◆ What you should do
Give the number of lines below that contain "controllers", with no other output.

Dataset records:
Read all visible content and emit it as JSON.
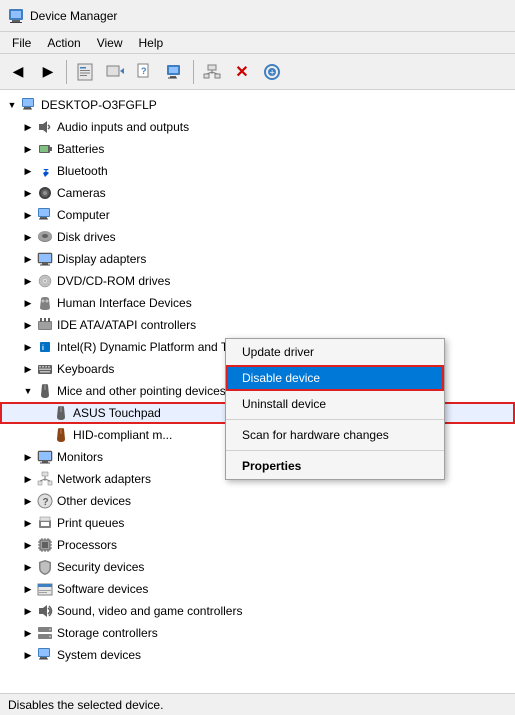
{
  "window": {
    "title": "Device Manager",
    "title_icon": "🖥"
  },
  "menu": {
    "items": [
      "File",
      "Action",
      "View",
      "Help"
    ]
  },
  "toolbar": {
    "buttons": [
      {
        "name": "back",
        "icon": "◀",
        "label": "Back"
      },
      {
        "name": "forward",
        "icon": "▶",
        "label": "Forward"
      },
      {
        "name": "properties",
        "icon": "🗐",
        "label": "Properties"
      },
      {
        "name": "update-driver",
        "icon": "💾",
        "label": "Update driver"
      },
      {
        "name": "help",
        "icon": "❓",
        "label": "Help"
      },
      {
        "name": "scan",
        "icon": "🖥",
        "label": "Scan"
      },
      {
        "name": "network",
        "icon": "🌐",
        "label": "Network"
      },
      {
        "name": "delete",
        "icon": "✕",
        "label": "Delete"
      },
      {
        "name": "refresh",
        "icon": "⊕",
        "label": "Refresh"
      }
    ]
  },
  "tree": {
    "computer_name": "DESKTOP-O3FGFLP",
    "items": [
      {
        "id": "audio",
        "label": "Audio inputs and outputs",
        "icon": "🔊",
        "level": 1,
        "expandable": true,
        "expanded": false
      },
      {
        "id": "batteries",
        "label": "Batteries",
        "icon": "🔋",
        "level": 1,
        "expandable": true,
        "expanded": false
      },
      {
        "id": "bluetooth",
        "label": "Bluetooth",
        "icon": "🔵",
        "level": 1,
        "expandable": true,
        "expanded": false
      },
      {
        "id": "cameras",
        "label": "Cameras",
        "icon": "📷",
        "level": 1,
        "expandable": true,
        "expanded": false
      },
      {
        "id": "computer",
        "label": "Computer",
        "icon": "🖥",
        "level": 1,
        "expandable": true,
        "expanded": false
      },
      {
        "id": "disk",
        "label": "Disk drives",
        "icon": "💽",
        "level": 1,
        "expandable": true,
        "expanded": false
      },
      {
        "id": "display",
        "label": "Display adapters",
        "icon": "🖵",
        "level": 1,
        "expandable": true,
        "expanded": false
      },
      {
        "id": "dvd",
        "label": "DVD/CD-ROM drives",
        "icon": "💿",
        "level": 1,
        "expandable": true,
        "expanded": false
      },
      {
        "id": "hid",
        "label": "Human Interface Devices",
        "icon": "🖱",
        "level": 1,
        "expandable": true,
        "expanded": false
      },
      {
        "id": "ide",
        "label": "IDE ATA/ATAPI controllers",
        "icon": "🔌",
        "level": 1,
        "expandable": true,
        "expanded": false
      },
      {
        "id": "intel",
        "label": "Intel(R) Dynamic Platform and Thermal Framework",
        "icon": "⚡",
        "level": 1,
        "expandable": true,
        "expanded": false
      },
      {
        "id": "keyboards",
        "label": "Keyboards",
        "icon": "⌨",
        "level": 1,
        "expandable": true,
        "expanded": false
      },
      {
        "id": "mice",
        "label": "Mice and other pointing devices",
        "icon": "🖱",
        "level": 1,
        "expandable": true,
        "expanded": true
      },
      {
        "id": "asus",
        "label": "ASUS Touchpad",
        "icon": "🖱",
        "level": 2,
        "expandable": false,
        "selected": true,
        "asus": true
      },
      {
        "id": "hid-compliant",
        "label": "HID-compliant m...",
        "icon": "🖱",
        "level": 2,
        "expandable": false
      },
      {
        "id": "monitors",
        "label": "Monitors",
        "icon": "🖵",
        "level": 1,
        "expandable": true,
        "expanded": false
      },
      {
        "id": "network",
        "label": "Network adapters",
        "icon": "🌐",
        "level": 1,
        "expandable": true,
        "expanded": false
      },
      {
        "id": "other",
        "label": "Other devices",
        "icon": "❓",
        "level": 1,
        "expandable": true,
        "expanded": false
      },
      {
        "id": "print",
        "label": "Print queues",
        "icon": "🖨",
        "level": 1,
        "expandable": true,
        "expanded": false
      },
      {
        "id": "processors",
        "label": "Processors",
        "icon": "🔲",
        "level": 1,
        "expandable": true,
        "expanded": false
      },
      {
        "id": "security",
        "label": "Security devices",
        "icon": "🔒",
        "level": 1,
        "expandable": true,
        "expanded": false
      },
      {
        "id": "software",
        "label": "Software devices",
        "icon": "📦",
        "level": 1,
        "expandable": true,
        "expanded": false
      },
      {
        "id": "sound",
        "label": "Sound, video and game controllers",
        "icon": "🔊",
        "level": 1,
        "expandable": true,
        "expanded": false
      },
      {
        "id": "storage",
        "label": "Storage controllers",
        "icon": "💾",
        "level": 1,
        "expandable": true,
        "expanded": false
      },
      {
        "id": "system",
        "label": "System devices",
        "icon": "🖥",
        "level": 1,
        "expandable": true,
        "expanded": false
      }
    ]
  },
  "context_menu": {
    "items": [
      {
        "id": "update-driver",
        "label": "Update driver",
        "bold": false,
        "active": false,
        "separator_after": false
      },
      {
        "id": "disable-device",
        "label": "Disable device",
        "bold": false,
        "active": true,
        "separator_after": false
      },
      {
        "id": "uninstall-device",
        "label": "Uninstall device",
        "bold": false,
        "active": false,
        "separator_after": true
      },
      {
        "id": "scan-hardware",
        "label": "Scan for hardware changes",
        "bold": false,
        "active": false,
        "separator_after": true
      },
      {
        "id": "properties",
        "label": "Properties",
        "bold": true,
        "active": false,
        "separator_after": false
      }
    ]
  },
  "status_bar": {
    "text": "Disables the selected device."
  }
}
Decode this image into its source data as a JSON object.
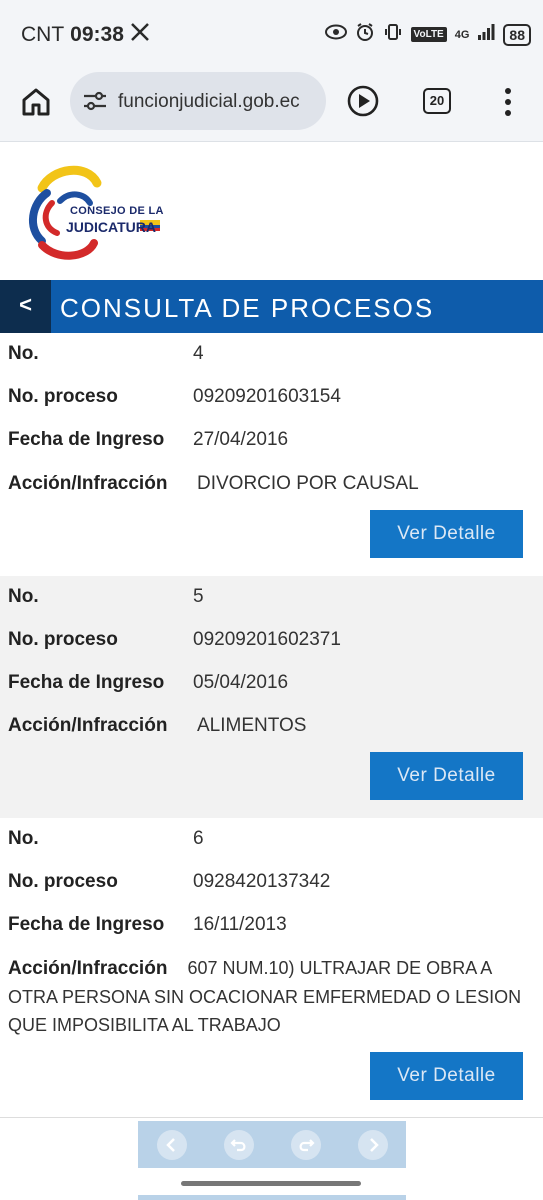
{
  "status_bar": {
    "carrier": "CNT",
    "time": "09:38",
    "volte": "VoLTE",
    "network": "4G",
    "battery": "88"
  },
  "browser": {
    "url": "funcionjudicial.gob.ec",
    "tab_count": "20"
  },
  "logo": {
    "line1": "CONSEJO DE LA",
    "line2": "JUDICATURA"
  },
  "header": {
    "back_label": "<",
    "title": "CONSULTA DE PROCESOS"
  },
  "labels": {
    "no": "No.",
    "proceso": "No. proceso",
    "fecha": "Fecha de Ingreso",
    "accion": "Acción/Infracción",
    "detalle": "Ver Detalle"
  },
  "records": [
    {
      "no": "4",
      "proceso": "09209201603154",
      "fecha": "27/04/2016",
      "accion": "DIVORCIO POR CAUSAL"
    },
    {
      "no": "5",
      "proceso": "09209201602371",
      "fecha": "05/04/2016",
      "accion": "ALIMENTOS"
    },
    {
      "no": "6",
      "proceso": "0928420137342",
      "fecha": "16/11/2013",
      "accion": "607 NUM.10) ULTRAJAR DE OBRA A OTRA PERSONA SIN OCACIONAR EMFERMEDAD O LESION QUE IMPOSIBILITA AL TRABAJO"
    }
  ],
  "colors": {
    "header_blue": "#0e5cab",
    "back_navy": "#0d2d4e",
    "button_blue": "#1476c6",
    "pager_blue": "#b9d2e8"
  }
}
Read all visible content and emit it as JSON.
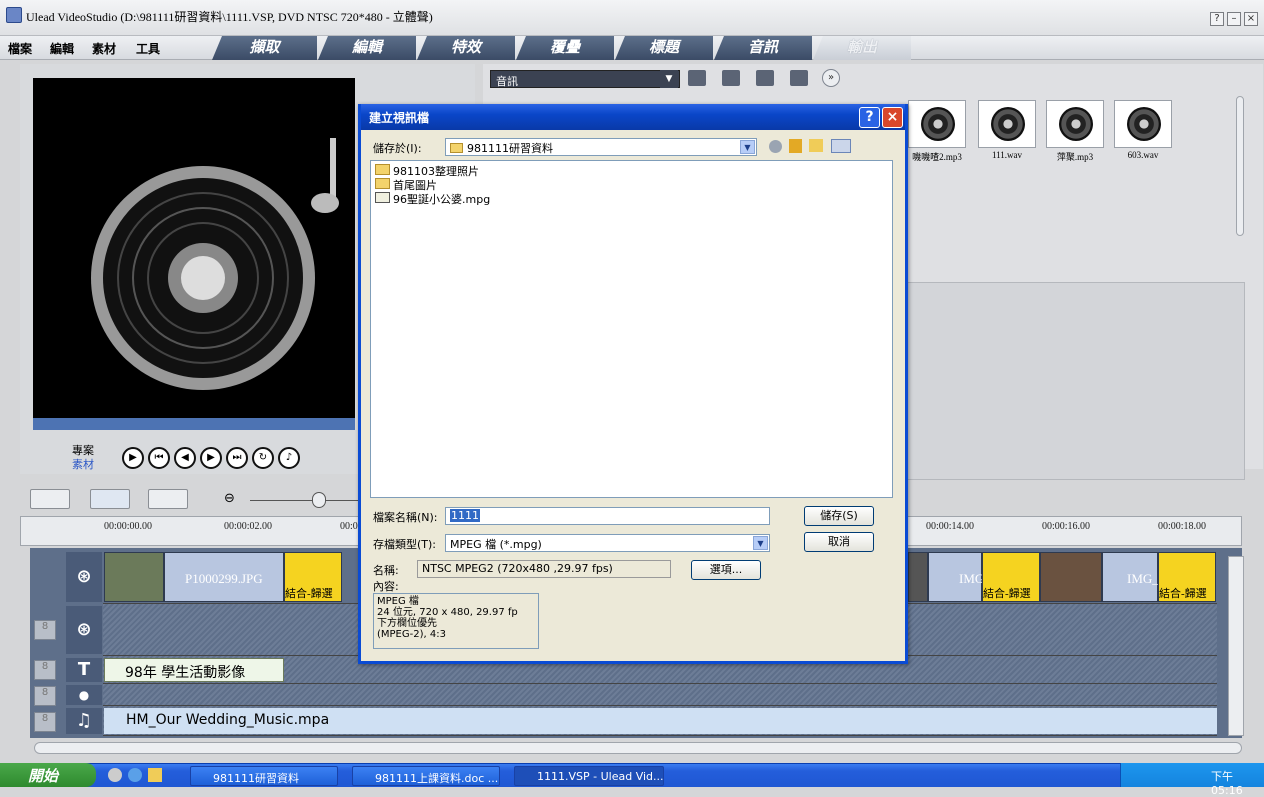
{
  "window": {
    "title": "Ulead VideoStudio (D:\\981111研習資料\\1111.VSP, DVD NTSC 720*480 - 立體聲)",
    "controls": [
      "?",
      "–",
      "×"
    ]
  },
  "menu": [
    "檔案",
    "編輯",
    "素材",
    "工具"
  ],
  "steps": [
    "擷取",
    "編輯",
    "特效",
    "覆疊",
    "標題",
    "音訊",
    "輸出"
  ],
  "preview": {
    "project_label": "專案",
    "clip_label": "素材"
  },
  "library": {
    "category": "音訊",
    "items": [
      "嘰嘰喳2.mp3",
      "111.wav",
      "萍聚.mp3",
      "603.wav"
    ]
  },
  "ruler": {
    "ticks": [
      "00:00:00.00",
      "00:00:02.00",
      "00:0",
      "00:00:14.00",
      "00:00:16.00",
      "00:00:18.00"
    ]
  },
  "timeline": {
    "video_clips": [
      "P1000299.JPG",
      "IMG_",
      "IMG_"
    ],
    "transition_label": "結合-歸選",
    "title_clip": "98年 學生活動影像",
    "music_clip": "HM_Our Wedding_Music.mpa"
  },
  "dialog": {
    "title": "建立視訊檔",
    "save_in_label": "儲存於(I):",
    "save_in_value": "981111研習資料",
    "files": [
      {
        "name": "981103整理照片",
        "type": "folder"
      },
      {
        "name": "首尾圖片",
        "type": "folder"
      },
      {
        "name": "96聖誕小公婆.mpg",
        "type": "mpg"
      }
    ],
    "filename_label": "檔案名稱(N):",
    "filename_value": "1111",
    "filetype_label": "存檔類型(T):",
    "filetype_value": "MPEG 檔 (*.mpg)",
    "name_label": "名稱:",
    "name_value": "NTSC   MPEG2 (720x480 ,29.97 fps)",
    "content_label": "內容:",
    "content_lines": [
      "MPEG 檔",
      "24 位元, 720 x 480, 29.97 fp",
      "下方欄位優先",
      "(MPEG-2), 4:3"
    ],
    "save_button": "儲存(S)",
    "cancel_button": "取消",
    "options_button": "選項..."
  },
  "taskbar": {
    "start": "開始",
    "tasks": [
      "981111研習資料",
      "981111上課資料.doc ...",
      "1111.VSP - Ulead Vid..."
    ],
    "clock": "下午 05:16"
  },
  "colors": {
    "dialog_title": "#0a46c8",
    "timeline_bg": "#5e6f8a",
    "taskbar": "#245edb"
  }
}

◆ Expected answer
3